Task objective
Scan the data beneath this task and copy each line that includes "solving".

Records for this exercise

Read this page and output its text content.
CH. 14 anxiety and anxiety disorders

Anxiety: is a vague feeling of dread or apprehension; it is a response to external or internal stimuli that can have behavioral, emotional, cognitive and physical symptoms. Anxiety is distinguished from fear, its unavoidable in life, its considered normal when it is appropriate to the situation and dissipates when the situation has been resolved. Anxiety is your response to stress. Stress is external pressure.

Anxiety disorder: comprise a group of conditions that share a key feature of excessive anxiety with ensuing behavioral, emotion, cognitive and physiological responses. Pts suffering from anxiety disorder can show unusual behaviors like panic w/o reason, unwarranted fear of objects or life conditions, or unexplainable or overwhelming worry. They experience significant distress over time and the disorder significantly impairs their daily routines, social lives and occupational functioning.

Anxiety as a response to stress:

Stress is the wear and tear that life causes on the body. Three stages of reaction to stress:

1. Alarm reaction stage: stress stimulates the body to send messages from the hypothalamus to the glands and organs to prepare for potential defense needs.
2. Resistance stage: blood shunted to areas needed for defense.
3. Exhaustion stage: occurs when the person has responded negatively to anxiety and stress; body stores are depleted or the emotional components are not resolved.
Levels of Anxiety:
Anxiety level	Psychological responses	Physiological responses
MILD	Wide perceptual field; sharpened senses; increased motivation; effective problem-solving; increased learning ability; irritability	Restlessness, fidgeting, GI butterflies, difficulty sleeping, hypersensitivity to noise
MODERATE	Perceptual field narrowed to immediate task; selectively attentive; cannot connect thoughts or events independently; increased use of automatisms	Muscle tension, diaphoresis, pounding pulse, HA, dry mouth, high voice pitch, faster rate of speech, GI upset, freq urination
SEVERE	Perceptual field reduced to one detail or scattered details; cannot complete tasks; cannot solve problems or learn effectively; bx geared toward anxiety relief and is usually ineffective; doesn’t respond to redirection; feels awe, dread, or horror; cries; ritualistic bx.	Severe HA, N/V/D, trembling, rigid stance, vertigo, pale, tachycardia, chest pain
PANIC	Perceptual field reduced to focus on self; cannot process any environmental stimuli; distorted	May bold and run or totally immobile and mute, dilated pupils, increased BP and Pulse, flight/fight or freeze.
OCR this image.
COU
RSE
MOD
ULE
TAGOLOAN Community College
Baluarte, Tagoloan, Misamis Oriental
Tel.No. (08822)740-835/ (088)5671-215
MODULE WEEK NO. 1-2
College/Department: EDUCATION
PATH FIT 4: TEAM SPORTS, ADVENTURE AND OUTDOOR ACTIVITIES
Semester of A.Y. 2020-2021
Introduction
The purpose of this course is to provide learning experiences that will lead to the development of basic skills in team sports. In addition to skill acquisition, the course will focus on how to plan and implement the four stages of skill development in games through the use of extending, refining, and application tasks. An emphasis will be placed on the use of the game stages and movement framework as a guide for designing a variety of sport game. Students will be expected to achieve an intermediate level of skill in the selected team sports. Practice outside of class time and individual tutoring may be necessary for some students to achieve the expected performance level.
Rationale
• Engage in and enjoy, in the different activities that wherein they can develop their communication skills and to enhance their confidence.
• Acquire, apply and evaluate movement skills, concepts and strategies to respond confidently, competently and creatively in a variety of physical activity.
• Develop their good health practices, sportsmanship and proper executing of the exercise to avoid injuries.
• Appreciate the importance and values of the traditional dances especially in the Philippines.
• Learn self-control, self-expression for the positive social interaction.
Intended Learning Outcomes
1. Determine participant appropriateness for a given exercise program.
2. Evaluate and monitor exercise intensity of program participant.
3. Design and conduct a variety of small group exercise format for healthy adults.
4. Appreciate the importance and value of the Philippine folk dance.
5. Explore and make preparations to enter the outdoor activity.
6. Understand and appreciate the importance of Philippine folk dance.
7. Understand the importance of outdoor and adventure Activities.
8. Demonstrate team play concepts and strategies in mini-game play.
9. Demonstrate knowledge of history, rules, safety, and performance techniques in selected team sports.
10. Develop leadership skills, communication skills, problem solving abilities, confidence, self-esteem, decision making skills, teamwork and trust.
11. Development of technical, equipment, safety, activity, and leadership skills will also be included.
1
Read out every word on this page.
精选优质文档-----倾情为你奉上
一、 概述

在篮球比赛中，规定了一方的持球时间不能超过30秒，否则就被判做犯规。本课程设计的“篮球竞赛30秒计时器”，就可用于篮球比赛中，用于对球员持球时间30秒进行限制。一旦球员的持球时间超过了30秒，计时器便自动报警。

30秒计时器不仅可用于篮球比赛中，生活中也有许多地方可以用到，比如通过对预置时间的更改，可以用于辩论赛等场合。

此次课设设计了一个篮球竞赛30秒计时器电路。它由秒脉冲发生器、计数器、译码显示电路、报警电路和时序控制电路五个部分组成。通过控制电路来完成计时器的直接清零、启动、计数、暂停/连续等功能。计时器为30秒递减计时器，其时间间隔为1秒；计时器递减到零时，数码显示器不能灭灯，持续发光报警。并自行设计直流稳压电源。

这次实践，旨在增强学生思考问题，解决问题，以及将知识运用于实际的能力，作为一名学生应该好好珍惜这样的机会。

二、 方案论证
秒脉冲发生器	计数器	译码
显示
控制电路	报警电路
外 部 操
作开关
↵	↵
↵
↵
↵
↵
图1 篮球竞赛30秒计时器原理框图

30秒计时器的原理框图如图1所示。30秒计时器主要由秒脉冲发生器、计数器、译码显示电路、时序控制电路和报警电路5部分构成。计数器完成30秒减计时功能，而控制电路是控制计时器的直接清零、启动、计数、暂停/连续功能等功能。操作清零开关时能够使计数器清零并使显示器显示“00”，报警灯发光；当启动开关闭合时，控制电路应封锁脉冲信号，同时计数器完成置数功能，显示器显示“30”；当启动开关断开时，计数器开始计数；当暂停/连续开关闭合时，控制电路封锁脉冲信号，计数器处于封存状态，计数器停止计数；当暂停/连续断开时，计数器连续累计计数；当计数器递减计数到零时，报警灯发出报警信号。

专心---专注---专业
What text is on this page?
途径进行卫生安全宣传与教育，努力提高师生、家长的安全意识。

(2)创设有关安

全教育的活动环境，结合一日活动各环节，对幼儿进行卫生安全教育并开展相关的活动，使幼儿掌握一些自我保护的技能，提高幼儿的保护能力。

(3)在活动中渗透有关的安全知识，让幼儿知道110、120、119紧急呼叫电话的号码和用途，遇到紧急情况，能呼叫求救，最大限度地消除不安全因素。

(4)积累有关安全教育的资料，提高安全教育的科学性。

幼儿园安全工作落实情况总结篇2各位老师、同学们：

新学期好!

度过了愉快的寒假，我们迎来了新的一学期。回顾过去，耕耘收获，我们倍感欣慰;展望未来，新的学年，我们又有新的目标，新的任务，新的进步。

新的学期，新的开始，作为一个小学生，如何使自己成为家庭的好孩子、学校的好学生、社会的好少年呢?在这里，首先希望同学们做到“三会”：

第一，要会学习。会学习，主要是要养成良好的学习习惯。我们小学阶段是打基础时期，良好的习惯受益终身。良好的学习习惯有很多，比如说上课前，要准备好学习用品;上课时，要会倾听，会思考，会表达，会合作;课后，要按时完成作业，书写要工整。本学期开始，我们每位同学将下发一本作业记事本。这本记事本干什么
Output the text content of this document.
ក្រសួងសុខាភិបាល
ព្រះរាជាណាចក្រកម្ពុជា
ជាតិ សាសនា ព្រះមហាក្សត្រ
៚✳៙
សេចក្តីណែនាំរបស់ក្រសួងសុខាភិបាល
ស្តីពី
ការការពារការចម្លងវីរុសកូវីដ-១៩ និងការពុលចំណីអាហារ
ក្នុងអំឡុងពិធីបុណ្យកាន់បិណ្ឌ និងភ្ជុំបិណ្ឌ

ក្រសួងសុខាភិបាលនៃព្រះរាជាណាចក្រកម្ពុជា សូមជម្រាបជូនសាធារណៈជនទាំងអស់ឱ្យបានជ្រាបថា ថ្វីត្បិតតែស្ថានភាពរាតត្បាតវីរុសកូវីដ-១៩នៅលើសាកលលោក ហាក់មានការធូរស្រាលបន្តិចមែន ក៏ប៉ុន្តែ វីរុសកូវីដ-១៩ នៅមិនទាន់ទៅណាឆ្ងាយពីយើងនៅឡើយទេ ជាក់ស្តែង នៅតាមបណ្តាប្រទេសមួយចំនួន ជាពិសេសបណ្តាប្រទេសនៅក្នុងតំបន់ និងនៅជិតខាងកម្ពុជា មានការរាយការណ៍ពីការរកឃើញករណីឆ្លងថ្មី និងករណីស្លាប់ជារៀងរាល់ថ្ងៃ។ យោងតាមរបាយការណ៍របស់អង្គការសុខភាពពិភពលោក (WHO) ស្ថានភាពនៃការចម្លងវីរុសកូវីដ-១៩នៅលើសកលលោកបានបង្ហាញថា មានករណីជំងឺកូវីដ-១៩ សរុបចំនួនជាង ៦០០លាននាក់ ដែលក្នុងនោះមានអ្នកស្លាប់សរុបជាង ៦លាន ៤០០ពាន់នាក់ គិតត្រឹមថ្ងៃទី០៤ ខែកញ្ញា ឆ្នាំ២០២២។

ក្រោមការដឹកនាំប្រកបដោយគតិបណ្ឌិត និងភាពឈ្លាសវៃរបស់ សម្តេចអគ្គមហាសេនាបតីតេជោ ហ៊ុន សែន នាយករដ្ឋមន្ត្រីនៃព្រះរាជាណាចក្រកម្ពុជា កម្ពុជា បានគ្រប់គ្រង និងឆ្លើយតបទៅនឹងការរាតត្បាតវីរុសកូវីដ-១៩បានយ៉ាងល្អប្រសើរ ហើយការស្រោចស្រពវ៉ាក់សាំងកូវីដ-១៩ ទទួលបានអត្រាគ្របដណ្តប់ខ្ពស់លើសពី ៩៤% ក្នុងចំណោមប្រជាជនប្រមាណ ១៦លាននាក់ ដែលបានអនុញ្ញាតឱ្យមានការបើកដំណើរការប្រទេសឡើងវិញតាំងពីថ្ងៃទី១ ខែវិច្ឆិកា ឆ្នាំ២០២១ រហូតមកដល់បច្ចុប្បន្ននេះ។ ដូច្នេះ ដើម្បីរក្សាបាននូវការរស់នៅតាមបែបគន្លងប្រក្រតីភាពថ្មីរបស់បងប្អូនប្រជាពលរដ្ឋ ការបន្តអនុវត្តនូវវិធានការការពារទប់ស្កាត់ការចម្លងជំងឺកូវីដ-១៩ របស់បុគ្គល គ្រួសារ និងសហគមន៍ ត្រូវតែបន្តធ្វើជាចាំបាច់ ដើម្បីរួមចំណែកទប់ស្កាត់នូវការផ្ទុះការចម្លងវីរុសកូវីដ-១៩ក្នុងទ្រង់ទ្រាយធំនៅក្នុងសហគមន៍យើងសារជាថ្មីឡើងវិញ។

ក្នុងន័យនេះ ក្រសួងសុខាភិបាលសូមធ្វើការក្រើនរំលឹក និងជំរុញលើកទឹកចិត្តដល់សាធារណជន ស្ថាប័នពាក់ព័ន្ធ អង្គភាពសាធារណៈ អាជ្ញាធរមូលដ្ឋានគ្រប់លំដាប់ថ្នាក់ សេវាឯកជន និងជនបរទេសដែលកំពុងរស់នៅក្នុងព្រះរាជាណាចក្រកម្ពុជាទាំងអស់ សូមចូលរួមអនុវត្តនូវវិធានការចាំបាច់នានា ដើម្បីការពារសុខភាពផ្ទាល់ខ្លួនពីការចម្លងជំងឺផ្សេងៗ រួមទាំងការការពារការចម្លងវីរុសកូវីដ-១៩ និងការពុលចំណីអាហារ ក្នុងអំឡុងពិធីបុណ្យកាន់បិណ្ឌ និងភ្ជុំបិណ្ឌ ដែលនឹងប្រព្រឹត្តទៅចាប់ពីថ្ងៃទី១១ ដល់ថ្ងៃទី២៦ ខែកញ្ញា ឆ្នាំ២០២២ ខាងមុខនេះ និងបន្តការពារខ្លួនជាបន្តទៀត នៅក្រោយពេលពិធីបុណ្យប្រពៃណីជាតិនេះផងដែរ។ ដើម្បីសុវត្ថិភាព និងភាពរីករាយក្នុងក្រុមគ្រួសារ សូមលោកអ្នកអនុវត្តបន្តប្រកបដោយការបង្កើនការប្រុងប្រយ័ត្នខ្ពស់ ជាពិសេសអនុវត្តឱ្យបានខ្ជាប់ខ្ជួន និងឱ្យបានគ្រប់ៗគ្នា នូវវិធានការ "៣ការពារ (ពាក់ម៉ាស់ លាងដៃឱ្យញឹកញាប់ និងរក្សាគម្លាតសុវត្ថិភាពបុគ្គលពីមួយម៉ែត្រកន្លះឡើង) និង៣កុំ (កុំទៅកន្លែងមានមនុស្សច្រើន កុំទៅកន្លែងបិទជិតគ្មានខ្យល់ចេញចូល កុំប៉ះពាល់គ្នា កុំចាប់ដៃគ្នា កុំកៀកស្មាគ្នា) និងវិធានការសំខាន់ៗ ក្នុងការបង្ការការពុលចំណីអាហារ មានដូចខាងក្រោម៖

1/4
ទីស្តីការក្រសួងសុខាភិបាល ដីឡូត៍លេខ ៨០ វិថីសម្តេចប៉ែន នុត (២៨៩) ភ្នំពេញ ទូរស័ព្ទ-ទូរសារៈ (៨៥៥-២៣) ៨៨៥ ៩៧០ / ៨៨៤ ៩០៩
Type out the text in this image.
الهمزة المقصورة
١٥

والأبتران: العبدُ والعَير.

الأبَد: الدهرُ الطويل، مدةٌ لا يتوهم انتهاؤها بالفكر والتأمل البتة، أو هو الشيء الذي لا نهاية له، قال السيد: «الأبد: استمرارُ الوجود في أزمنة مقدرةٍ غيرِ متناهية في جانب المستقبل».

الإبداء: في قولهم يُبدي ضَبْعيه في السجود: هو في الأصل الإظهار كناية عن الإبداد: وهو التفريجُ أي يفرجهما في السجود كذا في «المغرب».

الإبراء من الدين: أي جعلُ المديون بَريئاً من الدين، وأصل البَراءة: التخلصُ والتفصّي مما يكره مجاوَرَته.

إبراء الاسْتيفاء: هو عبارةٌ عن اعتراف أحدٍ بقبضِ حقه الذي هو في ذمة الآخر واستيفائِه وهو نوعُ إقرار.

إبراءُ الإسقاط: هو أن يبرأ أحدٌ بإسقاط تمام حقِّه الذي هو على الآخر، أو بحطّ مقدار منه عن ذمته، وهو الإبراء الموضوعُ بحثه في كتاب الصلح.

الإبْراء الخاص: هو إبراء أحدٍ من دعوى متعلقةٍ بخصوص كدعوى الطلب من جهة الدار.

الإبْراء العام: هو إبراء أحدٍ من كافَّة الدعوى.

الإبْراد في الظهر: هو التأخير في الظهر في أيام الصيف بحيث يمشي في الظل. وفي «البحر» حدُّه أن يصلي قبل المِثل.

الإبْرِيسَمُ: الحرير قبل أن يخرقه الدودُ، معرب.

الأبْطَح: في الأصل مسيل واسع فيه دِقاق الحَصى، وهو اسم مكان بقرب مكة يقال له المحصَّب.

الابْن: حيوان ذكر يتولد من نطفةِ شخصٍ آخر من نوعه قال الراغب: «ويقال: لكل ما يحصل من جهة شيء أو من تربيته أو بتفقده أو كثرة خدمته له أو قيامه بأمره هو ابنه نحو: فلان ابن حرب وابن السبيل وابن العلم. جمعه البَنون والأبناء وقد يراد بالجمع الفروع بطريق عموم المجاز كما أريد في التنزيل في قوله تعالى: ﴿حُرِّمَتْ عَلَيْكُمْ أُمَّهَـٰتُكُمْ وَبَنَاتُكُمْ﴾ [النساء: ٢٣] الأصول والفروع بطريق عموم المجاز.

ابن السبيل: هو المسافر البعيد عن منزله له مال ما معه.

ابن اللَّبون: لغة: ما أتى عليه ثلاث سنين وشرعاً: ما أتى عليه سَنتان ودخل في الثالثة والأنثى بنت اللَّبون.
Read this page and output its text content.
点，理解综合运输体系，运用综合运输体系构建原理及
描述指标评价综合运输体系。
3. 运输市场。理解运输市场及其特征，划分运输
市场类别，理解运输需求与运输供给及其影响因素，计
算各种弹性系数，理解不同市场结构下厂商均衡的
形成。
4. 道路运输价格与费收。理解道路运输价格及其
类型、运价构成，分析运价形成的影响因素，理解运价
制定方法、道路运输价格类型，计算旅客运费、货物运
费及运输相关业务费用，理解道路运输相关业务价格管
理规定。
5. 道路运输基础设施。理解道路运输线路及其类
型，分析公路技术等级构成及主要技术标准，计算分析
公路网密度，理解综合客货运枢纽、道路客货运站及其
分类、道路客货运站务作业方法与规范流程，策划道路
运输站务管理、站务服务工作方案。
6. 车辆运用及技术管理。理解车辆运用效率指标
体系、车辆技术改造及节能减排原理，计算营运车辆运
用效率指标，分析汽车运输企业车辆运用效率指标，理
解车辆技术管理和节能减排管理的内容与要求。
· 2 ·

Result
MILD	Wide perceptual field; sharpened senses; increased motivation; effective problem-solving; increased learning ability; irritability	Restlessness, fidgeting, GI butterflies, difficulty sleeping, hypersensitivity to noise
10. Develop leadership skills, communication skills, problem solving abilities, confidence, self-esteem, decision making skills, teamwork and trust.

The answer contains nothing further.